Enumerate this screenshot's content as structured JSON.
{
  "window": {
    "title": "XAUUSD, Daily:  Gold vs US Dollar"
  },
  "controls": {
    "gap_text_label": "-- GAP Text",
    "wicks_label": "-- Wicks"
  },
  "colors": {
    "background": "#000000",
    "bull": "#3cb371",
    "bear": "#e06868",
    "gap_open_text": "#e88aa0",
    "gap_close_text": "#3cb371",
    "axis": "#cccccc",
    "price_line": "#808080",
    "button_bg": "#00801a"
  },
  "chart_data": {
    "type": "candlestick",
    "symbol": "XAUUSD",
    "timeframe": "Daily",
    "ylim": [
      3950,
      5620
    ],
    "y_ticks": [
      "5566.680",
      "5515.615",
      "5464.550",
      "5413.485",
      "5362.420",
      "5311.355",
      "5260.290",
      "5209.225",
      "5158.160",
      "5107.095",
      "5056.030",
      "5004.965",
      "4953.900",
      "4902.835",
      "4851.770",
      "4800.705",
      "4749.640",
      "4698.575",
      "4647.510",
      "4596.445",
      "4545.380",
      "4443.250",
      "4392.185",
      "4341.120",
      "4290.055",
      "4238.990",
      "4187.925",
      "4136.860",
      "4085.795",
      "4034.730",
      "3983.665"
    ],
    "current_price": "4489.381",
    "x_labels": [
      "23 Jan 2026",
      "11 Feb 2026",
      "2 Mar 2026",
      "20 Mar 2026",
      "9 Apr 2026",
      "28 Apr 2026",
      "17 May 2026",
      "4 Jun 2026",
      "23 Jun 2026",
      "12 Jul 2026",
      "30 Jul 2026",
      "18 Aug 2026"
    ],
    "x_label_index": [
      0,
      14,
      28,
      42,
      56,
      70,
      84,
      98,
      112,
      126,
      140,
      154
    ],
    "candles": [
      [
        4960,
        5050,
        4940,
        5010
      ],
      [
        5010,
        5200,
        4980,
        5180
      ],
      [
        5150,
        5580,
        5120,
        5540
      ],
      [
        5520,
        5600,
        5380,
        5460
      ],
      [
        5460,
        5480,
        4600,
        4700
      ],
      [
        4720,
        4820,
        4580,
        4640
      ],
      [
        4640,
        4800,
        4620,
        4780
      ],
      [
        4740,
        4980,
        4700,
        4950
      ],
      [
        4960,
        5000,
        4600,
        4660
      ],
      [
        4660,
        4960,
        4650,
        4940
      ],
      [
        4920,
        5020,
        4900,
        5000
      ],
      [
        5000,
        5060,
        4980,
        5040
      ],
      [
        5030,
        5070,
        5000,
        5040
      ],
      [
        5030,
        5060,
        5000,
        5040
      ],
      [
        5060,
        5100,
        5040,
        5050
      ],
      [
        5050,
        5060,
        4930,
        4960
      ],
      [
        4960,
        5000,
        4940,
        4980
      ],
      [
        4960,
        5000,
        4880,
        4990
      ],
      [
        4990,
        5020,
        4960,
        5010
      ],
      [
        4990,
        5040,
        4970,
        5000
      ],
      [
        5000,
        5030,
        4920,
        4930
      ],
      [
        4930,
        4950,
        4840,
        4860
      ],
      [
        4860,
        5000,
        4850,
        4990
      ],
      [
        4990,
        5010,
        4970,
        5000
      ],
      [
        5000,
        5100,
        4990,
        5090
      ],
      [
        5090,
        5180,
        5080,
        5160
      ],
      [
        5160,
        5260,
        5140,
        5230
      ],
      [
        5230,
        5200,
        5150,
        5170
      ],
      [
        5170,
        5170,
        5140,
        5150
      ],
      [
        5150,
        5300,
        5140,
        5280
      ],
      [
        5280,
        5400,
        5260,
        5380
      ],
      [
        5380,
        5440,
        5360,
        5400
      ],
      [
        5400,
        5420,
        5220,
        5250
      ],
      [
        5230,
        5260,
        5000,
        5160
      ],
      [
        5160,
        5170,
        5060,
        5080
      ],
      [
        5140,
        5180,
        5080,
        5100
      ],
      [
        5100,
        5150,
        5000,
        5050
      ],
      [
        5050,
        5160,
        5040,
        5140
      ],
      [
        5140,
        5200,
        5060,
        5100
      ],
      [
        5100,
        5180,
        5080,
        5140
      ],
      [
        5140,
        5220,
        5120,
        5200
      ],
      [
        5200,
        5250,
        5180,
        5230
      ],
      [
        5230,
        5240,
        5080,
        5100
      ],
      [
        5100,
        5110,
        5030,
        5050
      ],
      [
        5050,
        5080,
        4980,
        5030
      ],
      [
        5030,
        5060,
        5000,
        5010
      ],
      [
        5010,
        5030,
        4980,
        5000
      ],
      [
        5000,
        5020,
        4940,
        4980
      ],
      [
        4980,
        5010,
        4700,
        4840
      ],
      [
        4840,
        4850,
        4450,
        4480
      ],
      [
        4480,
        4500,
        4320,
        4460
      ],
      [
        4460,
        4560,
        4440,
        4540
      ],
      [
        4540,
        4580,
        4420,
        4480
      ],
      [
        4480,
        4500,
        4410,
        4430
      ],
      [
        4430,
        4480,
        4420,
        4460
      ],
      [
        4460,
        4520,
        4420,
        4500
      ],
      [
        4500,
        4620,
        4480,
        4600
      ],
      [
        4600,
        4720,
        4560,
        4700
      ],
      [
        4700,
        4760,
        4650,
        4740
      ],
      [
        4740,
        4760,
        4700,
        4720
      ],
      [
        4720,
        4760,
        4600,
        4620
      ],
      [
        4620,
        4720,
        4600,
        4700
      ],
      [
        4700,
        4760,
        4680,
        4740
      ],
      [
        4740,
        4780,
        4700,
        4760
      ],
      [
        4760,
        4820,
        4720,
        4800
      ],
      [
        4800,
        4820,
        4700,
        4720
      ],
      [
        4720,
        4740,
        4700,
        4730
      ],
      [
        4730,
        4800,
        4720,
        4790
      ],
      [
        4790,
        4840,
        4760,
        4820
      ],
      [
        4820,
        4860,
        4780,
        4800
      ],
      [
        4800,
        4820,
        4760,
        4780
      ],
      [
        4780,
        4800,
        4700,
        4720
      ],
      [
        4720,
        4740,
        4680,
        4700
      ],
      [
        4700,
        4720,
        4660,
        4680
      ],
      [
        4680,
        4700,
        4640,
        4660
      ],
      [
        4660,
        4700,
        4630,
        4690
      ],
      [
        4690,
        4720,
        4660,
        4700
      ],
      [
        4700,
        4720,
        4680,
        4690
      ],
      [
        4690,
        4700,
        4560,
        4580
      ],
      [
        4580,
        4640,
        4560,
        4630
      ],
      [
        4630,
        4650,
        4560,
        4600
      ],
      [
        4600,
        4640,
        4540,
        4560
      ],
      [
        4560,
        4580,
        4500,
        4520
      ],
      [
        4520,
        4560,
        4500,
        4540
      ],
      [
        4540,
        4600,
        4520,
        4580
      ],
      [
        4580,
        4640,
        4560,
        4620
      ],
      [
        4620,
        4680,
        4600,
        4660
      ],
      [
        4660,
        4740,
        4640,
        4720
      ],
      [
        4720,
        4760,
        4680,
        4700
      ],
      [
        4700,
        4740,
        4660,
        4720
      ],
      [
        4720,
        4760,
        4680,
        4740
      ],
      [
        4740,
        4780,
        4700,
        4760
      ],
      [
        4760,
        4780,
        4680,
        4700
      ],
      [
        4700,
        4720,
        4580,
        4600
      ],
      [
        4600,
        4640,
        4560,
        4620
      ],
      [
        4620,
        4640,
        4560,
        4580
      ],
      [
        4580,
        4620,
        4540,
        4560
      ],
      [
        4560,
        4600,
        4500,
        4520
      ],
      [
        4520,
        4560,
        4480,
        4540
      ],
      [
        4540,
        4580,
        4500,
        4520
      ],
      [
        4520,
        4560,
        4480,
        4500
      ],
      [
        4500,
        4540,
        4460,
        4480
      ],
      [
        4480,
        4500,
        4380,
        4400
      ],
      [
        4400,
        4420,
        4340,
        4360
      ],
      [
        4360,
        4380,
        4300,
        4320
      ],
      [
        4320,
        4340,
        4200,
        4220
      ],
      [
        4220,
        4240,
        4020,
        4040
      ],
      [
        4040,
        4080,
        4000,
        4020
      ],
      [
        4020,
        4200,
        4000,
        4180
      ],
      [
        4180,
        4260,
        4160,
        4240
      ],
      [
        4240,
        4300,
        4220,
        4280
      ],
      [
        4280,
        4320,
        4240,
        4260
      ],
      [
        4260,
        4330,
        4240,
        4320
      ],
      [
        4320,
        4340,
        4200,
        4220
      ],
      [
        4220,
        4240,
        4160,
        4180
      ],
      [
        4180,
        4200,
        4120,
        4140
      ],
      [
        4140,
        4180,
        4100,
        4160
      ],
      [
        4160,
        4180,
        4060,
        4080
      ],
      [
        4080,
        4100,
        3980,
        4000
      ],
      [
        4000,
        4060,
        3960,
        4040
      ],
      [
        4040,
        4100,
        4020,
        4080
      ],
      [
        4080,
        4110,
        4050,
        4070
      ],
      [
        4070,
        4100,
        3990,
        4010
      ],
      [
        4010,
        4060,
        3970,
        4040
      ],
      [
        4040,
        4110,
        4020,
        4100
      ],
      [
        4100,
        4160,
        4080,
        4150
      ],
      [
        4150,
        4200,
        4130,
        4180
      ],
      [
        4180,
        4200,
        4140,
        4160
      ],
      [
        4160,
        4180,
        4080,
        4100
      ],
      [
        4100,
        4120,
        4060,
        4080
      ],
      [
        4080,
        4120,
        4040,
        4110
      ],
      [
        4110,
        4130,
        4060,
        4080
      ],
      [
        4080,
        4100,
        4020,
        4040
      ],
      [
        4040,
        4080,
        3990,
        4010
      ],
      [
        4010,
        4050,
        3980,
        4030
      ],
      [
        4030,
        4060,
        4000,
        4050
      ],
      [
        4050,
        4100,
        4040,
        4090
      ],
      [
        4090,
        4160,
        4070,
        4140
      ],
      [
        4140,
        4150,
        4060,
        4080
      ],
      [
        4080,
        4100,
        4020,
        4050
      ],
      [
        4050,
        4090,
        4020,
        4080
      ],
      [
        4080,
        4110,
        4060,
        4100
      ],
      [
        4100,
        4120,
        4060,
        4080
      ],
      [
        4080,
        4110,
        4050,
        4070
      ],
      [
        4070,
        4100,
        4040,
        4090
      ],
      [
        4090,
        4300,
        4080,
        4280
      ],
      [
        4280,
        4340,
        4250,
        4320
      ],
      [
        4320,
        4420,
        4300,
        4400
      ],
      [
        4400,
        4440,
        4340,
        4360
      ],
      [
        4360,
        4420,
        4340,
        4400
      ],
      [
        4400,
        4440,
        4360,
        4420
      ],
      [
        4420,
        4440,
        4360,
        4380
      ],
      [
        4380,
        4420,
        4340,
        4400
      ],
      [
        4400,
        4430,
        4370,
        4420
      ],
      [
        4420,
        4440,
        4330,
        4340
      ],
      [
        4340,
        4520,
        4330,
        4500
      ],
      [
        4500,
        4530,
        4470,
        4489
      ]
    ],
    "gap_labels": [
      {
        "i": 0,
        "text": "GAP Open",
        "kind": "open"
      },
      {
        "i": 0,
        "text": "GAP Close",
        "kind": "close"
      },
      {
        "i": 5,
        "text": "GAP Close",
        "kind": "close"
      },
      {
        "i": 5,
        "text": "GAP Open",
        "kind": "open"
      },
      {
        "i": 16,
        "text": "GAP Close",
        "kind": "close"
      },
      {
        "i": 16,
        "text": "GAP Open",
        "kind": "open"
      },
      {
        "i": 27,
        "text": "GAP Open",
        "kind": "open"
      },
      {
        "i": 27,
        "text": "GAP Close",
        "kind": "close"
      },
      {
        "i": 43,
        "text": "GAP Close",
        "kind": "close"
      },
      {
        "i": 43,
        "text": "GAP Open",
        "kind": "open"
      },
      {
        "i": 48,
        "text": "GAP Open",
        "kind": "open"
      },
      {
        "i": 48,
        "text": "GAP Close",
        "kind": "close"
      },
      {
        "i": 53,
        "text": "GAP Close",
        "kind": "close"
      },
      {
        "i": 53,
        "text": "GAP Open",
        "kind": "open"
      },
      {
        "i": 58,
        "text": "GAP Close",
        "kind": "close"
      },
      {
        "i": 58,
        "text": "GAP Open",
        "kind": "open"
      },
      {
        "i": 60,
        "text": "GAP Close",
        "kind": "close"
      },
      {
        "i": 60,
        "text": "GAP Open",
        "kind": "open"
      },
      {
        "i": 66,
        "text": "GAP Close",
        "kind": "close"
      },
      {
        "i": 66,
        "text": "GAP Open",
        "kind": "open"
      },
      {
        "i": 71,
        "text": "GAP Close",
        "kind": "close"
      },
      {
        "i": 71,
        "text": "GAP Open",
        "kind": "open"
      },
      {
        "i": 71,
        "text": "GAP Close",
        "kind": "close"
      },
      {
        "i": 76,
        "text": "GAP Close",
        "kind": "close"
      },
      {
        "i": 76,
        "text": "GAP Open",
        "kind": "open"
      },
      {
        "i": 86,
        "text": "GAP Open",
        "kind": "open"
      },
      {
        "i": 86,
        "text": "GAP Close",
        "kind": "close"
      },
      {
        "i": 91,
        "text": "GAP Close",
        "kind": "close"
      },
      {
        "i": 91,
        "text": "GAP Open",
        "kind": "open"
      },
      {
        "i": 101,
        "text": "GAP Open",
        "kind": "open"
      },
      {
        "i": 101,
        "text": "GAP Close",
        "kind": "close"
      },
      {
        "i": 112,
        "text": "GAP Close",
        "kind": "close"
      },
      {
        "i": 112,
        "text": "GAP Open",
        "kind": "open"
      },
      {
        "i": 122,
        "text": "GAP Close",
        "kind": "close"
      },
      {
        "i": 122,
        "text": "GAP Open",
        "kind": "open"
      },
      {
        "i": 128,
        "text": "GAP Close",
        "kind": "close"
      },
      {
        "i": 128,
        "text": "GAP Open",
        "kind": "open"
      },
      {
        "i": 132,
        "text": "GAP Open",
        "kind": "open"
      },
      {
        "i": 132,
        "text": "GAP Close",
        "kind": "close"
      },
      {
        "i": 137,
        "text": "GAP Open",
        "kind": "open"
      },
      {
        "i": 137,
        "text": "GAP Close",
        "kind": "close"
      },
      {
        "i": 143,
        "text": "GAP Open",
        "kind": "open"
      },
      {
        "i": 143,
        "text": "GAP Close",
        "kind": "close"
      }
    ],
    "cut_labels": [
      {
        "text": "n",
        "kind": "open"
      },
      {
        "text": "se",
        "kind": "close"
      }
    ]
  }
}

Work required:
Identify the lines above with the word "XAUUSD". Copy them.

Answer to the task:
    "title": "XAUUSD, Daily:  Gold vs US Dollar"
    "symbol": "XAUUSD",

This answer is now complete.